### Task prompt
Among the entries below, count the lines that contain the word "Продукция". Write down only the total.
# start of Records for the task
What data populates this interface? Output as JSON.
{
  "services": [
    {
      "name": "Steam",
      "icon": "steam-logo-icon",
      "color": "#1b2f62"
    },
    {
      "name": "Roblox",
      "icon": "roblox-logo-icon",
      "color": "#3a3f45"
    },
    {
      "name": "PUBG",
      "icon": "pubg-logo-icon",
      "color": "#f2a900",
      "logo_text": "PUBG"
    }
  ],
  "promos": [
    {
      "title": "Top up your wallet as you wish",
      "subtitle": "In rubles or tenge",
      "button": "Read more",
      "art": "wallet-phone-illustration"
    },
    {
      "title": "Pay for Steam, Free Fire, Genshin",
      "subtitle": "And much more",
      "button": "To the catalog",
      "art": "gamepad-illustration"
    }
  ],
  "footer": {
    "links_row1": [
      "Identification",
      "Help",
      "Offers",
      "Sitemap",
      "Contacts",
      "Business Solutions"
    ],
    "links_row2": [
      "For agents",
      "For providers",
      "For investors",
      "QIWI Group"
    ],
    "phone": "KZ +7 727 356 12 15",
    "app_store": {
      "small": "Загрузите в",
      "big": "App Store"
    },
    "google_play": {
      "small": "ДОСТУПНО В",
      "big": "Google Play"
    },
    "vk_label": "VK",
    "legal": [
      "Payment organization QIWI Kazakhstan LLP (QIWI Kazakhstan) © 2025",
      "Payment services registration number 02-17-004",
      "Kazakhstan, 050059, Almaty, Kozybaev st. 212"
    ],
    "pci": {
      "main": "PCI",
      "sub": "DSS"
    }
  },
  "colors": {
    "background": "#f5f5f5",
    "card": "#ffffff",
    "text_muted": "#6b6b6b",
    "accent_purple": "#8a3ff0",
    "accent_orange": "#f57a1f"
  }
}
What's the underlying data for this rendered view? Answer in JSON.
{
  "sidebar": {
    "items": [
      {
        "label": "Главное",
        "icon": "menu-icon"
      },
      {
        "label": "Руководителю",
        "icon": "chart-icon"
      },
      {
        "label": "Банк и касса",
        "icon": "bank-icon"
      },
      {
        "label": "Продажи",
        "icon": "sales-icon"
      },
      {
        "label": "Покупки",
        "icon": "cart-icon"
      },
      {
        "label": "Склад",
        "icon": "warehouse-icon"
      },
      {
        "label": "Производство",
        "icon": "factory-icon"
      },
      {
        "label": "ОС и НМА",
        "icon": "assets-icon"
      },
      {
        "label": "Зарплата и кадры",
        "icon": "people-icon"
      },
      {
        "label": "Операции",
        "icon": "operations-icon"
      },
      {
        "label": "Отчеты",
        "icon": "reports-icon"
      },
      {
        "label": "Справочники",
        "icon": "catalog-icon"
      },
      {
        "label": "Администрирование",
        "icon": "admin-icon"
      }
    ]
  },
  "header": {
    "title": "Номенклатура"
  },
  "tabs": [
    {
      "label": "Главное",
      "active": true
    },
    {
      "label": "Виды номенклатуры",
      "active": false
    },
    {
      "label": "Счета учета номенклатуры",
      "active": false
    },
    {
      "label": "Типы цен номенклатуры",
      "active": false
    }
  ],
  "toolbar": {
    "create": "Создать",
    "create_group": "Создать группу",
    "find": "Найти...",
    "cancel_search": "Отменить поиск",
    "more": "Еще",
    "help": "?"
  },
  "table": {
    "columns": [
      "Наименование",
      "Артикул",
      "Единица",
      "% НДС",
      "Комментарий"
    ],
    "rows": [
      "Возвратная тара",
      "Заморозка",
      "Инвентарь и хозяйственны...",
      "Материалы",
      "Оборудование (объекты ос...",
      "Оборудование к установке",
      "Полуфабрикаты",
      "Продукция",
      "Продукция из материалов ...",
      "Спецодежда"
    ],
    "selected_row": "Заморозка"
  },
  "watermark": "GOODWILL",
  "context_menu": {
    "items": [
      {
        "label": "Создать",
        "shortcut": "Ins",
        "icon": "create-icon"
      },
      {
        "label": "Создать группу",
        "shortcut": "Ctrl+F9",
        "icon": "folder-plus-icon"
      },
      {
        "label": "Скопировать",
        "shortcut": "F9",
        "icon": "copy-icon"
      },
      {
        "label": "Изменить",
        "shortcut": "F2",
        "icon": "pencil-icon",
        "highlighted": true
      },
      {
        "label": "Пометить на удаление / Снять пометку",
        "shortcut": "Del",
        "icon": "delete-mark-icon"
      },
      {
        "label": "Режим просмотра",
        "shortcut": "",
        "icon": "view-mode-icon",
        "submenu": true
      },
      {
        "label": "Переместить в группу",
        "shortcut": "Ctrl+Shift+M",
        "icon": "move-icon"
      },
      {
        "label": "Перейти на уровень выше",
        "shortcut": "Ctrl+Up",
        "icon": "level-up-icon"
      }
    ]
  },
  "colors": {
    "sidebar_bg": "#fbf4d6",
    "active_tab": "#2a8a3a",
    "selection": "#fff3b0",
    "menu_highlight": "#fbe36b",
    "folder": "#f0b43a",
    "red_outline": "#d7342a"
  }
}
# end of Records for the task
# start of Records for the task
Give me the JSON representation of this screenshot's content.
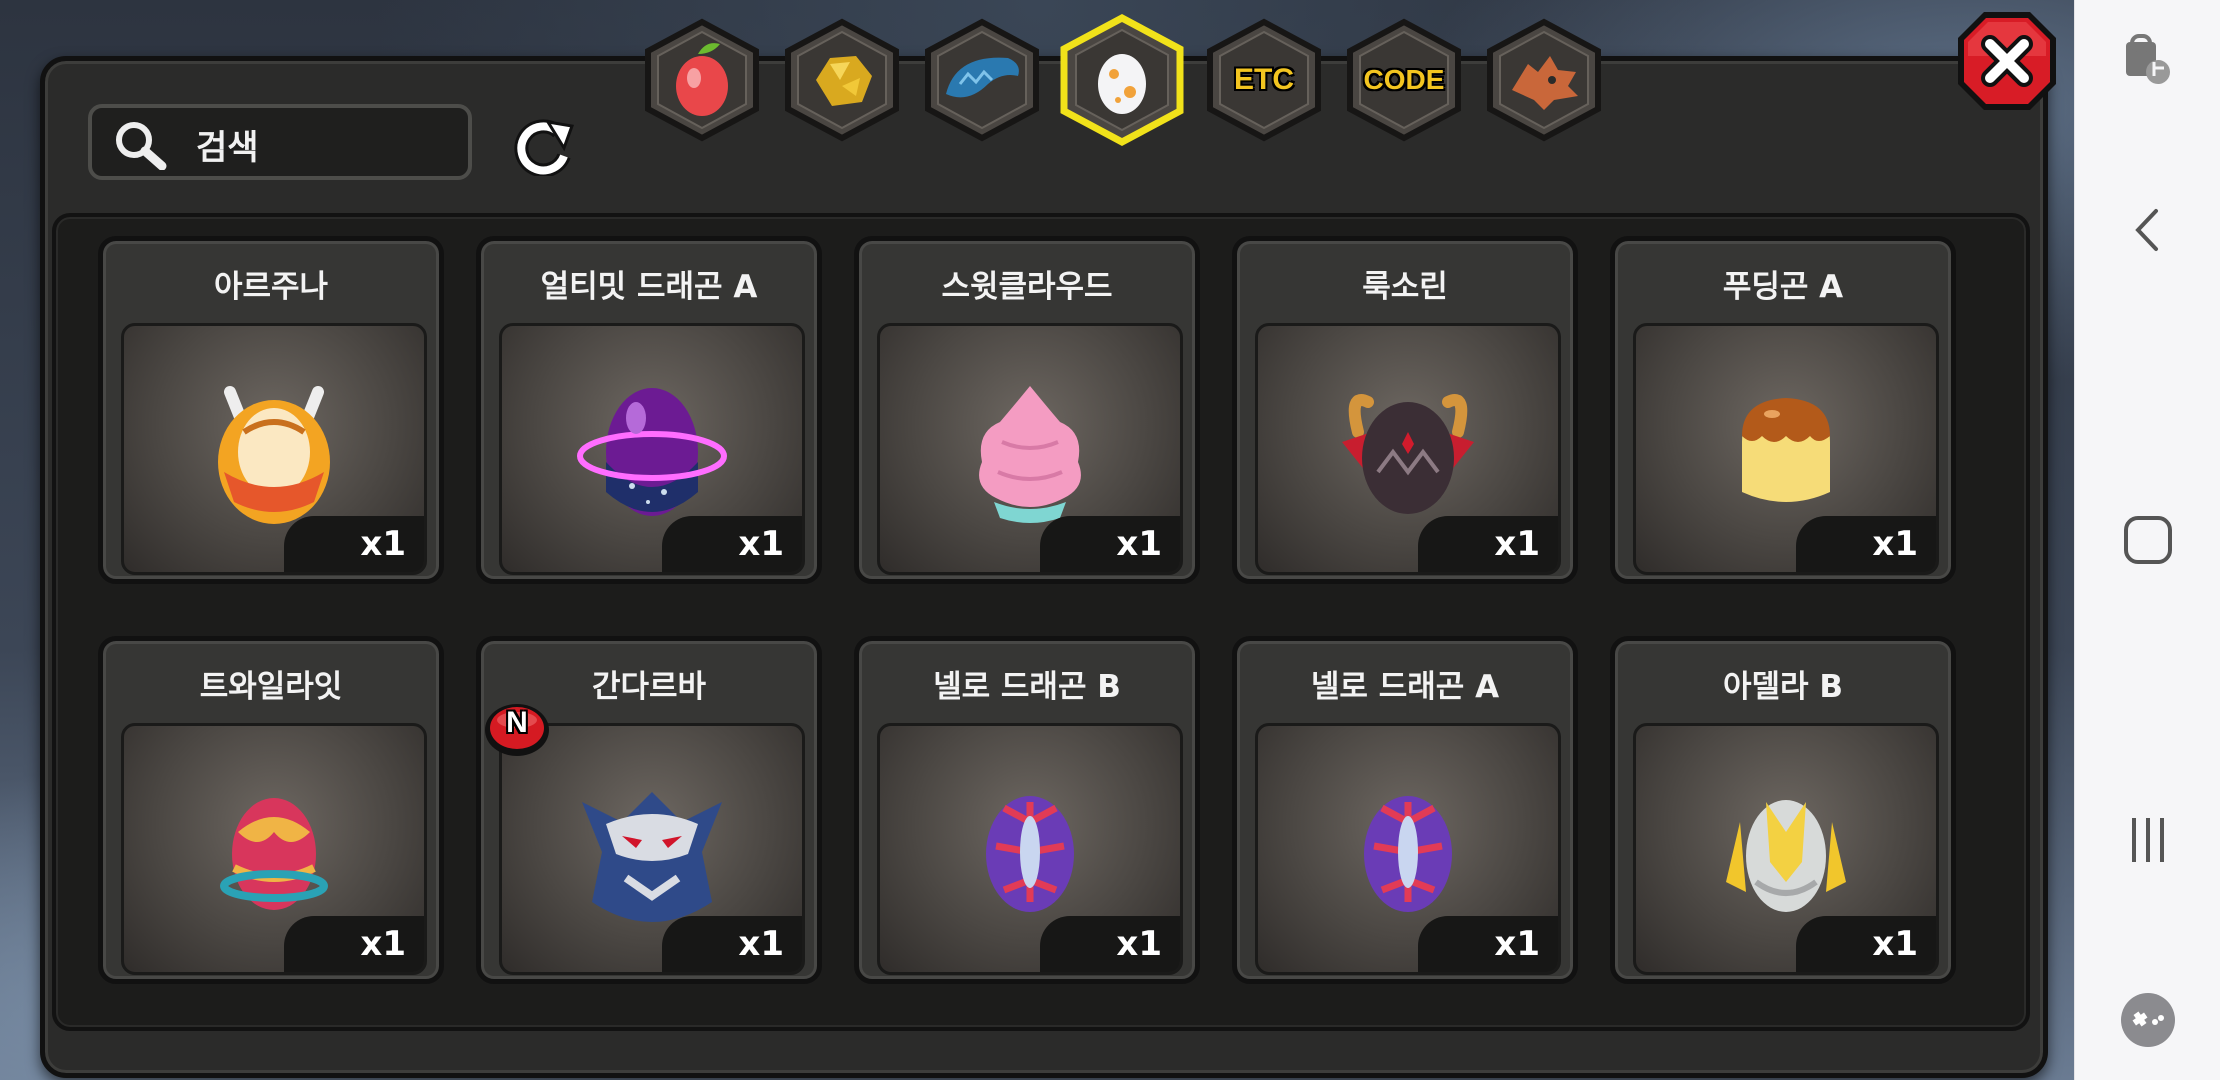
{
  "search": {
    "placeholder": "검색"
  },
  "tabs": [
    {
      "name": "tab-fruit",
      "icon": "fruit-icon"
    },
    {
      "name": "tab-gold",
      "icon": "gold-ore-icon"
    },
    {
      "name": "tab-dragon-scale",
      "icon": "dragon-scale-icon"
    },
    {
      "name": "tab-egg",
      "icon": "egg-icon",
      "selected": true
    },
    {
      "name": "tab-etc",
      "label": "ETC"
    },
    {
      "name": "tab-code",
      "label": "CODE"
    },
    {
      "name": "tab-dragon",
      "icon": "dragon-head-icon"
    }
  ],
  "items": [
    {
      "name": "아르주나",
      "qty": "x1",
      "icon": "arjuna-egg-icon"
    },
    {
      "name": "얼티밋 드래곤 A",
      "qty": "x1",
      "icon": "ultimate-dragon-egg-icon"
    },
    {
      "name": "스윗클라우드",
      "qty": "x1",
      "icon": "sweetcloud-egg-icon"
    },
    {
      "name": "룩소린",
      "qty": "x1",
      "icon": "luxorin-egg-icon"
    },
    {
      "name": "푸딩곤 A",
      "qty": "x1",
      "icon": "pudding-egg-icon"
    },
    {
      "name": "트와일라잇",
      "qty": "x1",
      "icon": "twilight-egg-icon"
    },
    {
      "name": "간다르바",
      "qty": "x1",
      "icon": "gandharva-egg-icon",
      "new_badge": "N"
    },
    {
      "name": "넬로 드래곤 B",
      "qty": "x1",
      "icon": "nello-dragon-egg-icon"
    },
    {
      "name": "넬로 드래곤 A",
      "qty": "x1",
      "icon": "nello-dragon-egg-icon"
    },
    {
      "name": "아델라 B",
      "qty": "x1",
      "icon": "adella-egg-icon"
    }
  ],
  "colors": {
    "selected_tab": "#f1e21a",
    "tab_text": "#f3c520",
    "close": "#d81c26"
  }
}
# end of Records for the task
# start of Records for the task
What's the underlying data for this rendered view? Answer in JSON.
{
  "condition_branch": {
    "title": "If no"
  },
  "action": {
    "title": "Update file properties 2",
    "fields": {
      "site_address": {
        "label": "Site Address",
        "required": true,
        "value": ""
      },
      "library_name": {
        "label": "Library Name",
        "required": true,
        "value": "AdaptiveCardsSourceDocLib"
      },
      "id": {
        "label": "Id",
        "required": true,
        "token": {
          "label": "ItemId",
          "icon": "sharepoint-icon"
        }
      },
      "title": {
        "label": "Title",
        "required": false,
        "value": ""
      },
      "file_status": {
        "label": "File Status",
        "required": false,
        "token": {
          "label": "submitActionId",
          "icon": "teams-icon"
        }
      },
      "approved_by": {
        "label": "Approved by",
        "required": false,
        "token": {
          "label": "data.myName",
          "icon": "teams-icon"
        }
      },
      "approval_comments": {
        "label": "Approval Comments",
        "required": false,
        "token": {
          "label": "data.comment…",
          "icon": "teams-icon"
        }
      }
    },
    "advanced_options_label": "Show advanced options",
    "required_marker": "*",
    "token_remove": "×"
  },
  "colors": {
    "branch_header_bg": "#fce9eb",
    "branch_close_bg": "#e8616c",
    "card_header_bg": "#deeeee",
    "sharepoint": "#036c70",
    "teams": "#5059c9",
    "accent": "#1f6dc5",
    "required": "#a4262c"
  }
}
# end of Records for the task
### Correct response
2